**WRITTEN PROBLEM 1**
Render the records starting at the line containing "Identify 27 of" and ending at the line containing "- bar: [534, 263, 541, 325]" as a two-column CSV with columns input and output. Give one row per record, with the record's text and its answer each in a single quoted field and line breaks turned into spaces, and leave the pictures out.
**WRITTEN PROBLEM 2**
Write the next part of the teaching article on student audits, picking up after its last sentence.

**SOURCE**
+-------+

Forgive me for using an obscure (in the UK) sports analogy, but I love American football. It is a sport which takes strategy and detail to the NEXT LEVEL. Every play is a meticulously planned attack or defence, making the most of high level analysis of player data. They plan everything to make the most of every single play. In the immortal words of Al Pacino in ‘Any Given Sunday’, the team moves forward “inch by inch, play by play.” I often play this speech to my Y11 classes at Christmas – it’s excellent (but check it first because it’s a teeny bit explicit…). I believe very strongly that we could learn a lot from a sport which analyses player strengths and weaknesses and uses that information to create the highest performing team possible. If you KNOW your ‘team’ (or Y11 class), you can make the most of every lesson…

I conduct regular student knowledge and skill audits. These can:

  • Identify what content students do or do not remember
  • Identify what level of skill they possess and what specific areas they need to improve
  • Provide a vehicle for students to reflect on their own feelings and competencies
  • Provide an opportunity for students to communicate with me about their needs in a specific and focused way
  • All of these features combined mean that I can plan far more effective sequences of learning, quizzing and homework tasks. It also gives me the chance to meet the needs of those students who are doing fine, but don’t feel like they are. Sometimes those pick-up chats don’t happen unless you ask directly how students are feeling about things.

How does this work in practice?

  1. Give students an audit to complete. Explain that this is something which is private between you and them. Also explain WHY you are doing it – it’s so that YOU can be a more effective teacher.

+-------+

**WORKING DATA**
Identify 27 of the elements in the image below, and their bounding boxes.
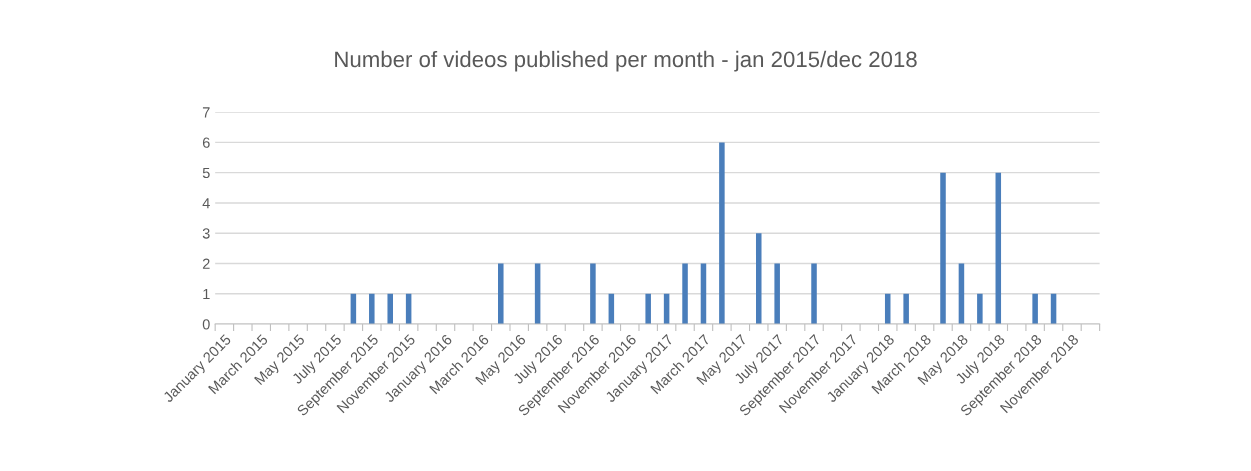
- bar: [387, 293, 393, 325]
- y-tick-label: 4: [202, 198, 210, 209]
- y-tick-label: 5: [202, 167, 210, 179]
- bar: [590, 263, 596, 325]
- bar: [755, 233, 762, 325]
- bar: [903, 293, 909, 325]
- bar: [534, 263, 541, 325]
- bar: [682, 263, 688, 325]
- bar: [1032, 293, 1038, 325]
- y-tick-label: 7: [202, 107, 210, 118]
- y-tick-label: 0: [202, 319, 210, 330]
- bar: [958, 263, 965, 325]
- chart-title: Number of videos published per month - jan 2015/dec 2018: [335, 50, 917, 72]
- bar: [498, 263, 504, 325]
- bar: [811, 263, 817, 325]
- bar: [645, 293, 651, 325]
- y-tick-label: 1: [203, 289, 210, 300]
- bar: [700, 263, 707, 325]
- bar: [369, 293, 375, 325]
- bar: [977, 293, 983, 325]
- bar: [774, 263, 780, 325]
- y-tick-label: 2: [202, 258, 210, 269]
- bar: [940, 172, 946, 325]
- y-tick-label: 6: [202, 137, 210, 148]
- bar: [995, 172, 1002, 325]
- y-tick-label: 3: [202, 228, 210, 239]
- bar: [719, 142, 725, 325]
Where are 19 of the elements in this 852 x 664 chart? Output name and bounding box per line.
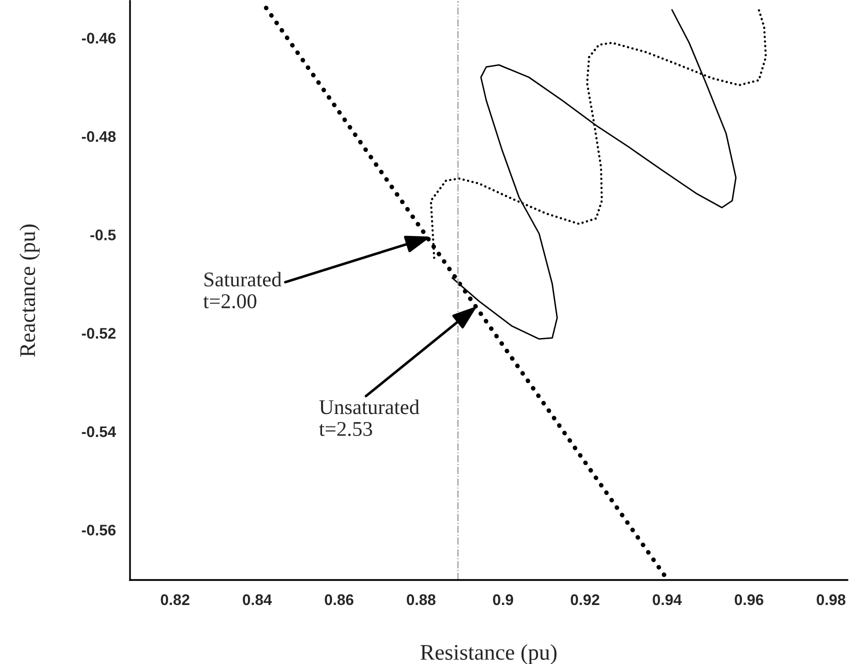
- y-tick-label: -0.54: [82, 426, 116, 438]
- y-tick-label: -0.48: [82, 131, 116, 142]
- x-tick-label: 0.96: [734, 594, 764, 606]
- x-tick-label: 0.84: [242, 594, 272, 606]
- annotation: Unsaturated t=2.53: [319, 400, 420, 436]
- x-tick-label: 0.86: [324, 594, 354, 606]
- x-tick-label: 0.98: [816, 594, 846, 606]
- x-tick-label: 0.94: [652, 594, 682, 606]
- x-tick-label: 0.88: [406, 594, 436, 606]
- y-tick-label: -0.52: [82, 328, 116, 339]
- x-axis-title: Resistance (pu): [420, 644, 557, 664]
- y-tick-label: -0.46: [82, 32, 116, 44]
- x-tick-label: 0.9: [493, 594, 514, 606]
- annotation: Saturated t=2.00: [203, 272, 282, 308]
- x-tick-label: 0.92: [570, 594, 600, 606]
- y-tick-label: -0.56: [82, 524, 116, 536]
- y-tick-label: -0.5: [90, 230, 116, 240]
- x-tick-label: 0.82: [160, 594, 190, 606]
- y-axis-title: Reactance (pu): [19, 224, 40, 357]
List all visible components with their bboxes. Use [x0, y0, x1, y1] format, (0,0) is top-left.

+-------+

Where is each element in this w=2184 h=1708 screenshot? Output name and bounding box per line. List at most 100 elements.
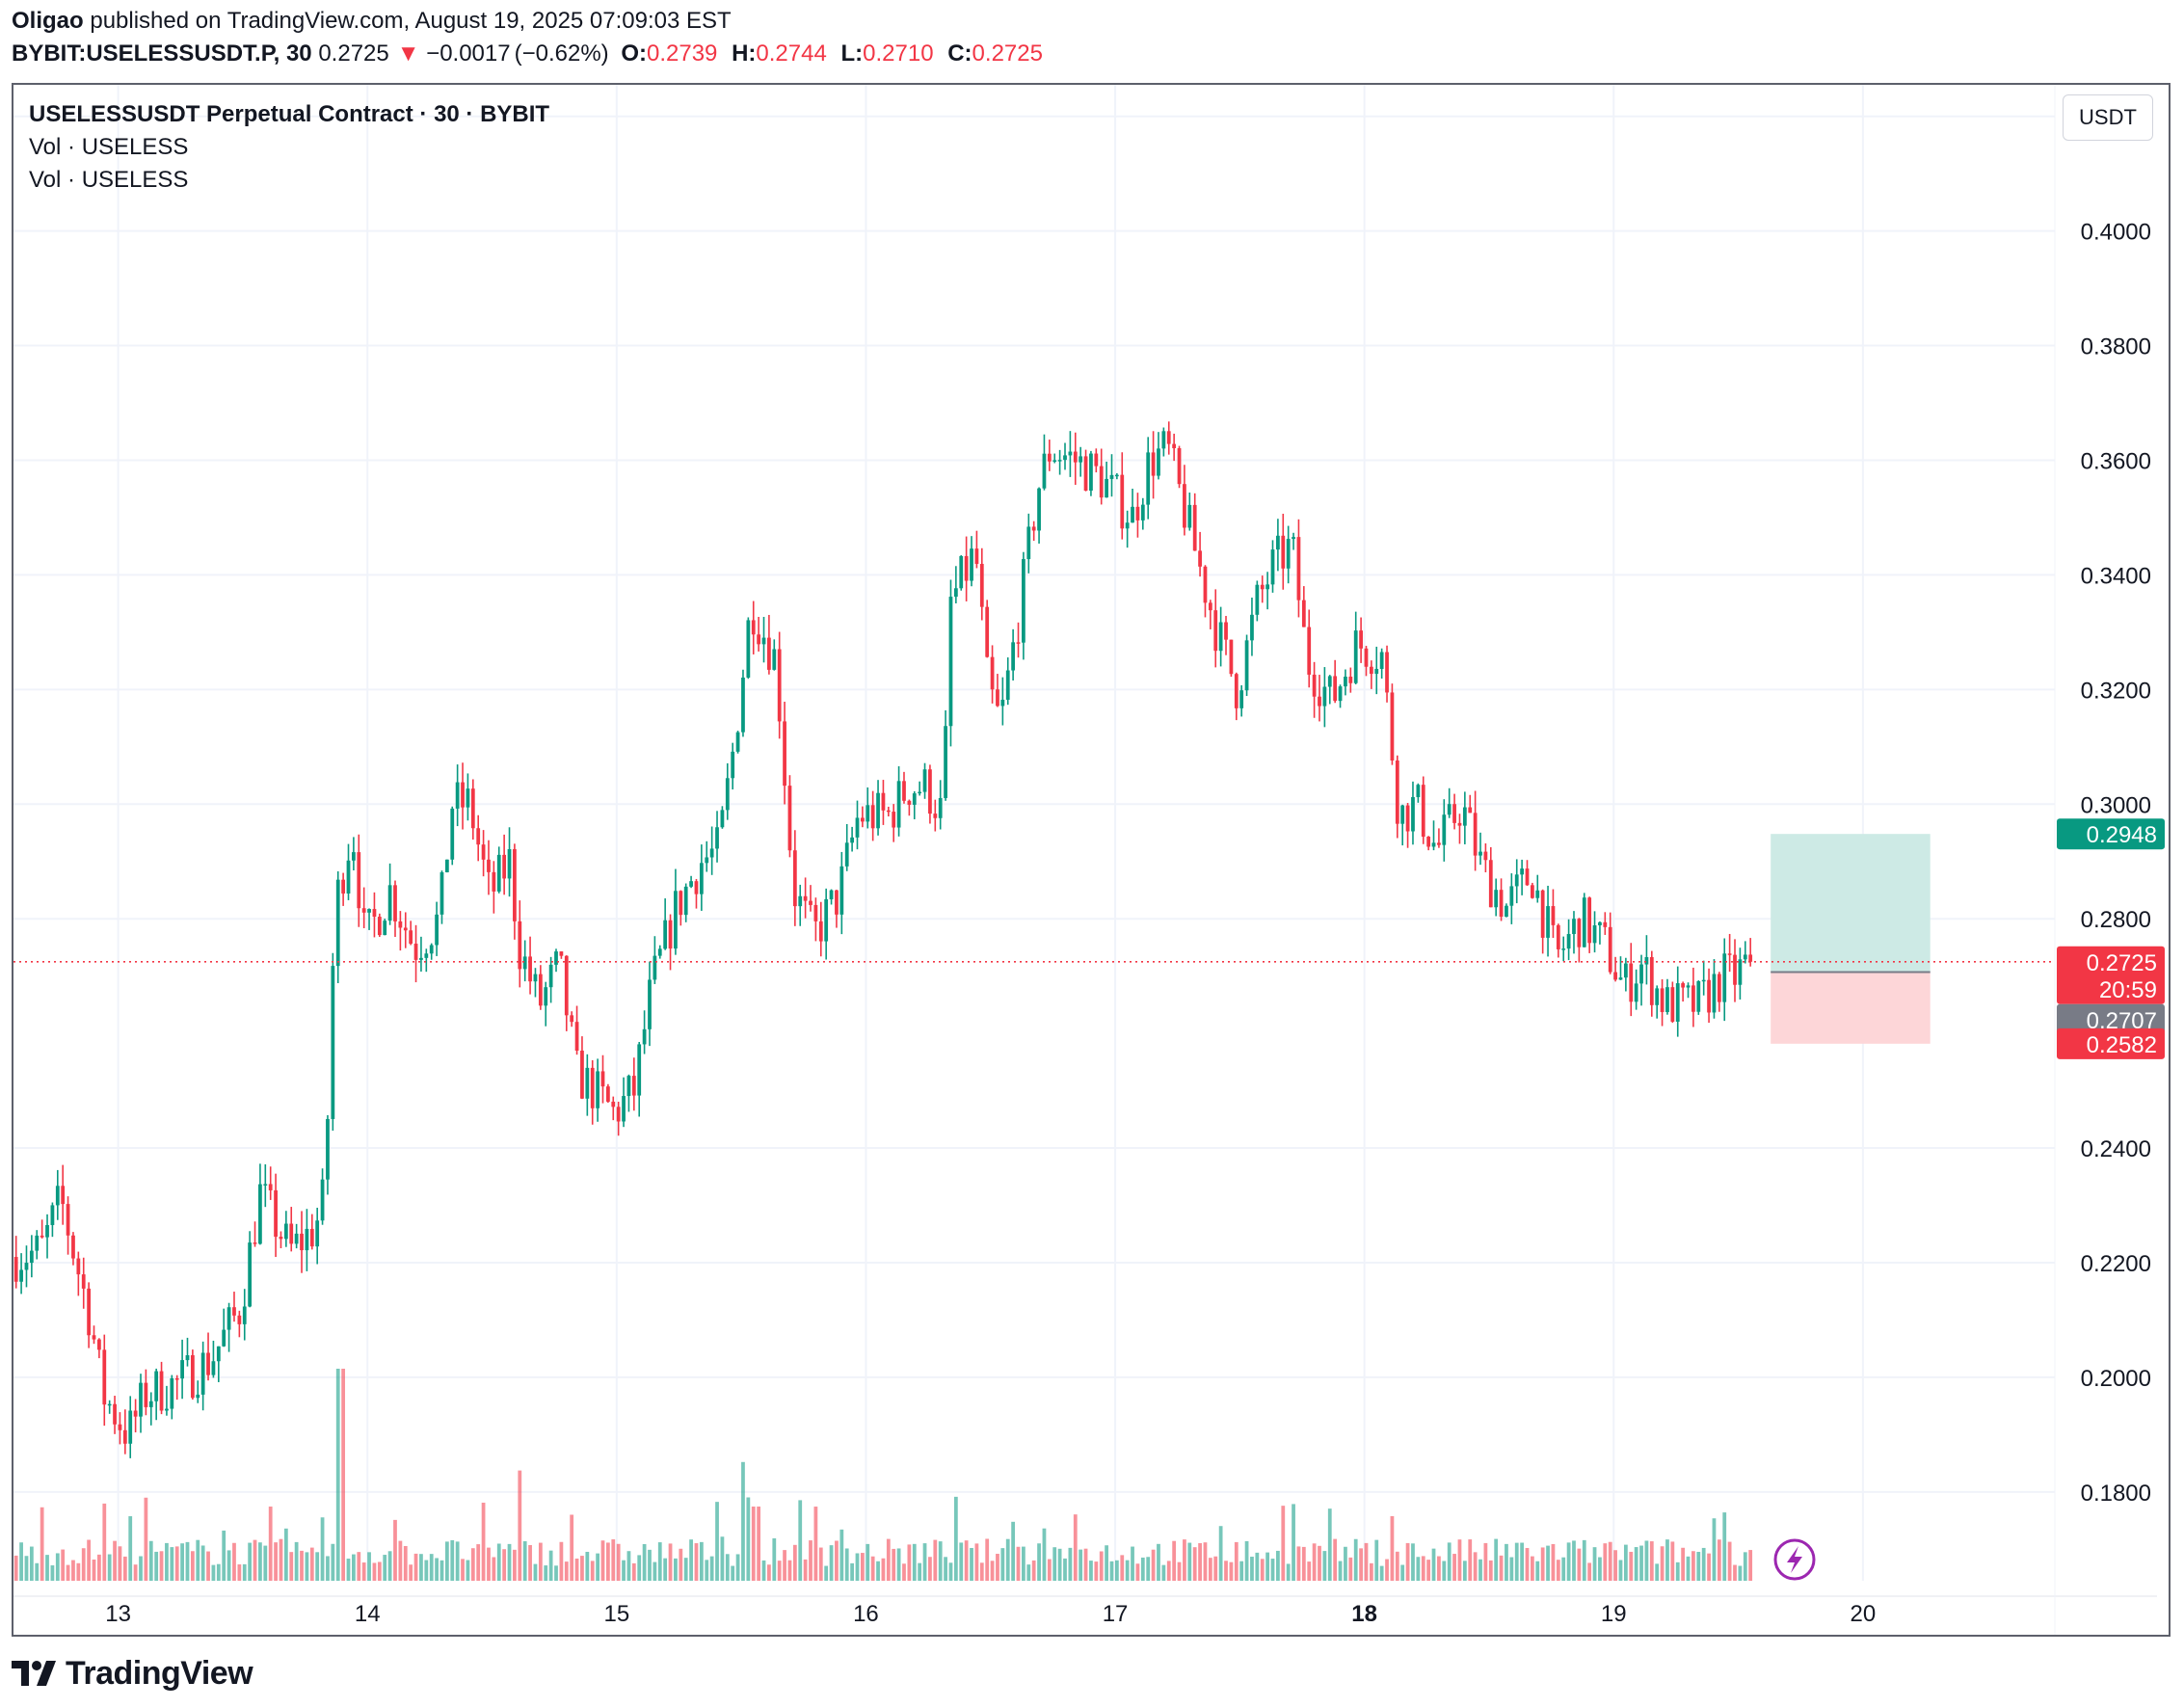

+-------+

**EXERCISE ANSWER 1**
input,output
"Identify 27 of the elements in the image below, and their bounding boxes.","- bar: [387, 293, 393, 325] - y-tick-label: 4: [202, 198, 210, 209] - y-tick-label: 5: [202, 167, 210, 179] - bar: [590, 263, 596, 325] - bar: [755, 233, 762, 325] - bar: [903, 293, 909, 325] - bar: [534, 263, 541, 325]"

**EXERCISE ANSWER 2**
  2. The audit can have practically ANY design you like. It just needs to have very specific questions. e.g. don’t ask: How confident do you feel about your Literature exams? Instead, ask something more specific, e.g. On a scale of 1-10, how confident do you feel about writing about context in A Christmas Carol? (there are some examples below of what audits might look like)
  3. Once students have completed their audit, collate the information (e.g. what are the patterns? What are the things which the WHOLE class could do with work on? What are the things which just a few students need?) and use that information to adapt your long term planning. For example, if it becomes clear from the audit that nobody really remembers Ozymandias, you should probably plan half a lesson at some point to recap and then follow it up with some recall tasks in subsequent lessons.
  4. Communicate that plan with your students. This is important – telling them: “You did the audit, and I learned X, so I decided that we will do Y…” shows the students that you are listening to them AND that there is a purpose to what they are doing. Share your longer term planning with them. Pace is important in Y11, so I always share my plan with them for the rest of the half term, and show them how it is linked to what came out of the audit. This means that if students are lacking motivation at any point, we can return to that plan and remind ourselves of what we are doing and why.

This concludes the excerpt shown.